• Your task: Find the word "Iceland" in the data. Return every line where it appears.

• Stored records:
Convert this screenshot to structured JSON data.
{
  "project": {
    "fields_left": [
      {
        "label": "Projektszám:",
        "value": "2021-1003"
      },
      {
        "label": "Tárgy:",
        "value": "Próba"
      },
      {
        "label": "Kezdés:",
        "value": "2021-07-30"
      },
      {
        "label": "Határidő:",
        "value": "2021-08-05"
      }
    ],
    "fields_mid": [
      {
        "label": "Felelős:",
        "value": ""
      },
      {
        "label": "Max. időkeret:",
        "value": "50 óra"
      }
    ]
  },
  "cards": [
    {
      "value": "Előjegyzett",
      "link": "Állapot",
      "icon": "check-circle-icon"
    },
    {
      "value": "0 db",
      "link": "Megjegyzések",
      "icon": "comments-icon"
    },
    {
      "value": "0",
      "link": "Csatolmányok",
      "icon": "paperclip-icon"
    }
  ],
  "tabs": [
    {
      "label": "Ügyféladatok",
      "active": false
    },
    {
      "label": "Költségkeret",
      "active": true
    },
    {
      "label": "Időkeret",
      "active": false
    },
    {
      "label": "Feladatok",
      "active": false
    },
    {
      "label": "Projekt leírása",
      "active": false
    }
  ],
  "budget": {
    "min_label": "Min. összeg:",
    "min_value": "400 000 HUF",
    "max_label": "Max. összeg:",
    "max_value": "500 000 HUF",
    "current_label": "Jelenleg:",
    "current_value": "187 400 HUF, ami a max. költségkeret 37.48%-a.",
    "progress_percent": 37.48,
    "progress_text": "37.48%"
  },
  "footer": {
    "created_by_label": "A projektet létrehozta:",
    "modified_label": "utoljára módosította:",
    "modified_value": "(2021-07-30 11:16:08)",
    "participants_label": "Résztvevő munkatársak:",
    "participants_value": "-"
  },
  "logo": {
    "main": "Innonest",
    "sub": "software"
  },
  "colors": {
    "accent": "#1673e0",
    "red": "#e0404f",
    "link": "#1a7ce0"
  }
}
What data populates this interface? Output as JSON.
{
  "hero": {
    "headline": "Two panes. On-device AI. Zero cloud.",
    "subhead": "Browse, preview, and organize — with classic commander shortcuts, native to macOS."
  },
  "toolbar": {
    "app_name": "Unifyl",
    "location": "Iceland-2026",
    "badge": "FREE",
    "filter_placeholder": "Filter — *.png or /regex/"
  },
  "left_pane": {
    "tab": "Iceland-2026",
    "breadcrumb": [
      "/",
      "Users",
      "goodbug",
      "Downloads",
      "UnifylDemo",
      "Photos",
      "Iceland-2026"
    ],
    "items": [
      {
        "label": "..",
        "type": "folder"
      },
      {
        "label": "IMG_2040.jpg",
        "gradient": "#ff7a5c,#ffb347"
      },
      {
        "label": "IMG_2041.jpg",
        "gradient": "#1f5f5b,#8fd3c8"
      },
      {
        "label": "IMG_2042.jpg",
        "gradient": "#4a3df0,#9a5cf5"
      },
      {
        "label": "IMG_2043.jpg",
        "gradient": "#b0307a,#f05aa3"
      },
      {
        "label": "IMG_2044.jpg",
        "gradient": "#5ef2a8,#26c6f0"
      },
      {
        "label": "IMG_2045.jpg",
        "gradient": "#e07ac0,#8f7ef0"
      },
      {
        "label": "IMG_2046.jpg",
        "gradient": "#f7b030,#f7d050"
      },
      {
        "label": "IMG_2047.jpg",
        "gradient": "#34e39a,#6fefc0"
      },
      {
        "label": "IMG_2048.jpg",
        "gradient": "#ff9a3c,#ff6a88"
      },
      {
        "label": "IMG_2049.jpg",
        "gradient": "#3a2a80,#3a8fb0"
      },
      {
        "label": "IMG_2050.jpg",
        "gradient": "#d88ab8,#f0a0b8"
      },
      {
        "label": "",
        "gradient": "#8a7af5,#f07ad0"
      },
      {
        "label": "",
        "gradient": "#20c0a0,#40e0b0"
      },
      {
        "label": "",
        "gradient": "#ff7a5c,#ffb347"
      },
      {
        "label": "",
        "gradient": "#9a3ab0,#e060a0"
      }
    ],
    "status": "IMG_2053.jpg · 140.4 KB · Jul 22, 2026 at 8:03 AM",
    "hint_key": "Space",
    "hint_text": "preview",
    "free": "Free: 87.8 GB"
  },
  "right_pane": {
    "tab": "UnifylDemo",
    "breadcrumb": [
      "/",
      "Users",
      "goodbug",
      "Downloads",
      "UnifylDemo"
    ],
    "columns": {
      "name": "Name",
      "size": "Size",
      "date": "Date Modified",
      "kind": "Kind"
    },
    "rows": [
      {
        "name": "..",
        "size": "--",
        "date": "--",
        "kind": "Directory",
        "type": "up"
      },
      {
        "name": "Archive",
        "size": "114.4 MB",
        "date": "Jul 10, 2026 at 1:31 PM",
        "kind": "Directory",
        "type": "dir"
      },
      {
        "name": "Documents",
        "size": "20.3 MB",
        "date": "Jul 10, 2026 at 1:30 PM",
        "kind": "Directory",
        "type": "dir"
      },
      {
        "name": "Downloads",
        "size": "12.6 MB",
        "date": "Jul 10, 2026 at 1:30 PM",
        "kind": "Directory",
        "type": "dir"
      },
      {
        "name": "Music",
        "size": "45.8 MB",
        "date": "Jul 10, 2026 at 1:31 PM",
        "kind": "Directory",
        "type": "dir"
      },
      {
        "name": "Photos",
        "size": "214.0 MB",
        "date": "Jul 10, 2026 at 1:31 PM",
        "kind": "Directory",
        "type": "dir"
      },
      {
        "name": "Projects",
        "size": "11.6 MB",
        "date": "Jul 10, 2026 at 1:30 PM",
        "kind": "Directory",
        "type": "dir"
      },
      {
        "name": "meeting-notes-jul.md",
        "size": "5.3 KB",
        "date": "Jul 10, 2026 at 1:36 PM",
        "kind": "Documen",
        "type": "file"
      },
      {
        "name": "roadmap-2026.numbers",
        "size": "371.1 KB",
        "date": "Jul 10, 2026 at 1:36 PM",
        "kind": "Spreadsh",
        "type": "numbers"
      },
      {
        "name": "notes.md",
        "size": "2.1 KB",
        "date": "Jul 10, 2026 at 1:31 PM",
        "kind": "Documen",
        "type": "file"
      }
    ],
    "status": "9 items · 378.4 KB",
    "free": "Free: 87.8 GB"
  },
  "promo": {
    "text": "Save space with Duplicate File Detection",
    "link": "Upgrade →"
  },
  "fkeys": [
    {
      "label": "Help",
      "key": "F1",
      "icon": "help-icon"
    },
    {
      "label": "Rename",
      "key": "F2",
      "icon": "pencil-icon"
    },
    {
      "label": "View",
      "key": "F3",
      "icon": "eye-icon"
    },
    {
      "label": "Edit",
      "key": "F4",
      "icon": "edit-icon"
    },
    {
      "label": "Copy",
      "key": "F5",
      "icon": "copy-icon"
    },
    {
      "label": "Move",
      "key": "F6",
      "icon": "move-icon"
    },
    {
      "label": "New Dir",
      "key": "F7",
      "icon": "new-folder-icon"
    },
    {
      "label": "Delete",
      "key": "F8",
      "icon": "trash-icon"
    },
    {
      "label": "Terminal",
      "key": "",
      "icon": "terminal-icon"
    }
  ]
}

• Response to this task:
    "location": "Iceland-2026",
    "tab": "Iceland-2026",
      "Iceland-2026"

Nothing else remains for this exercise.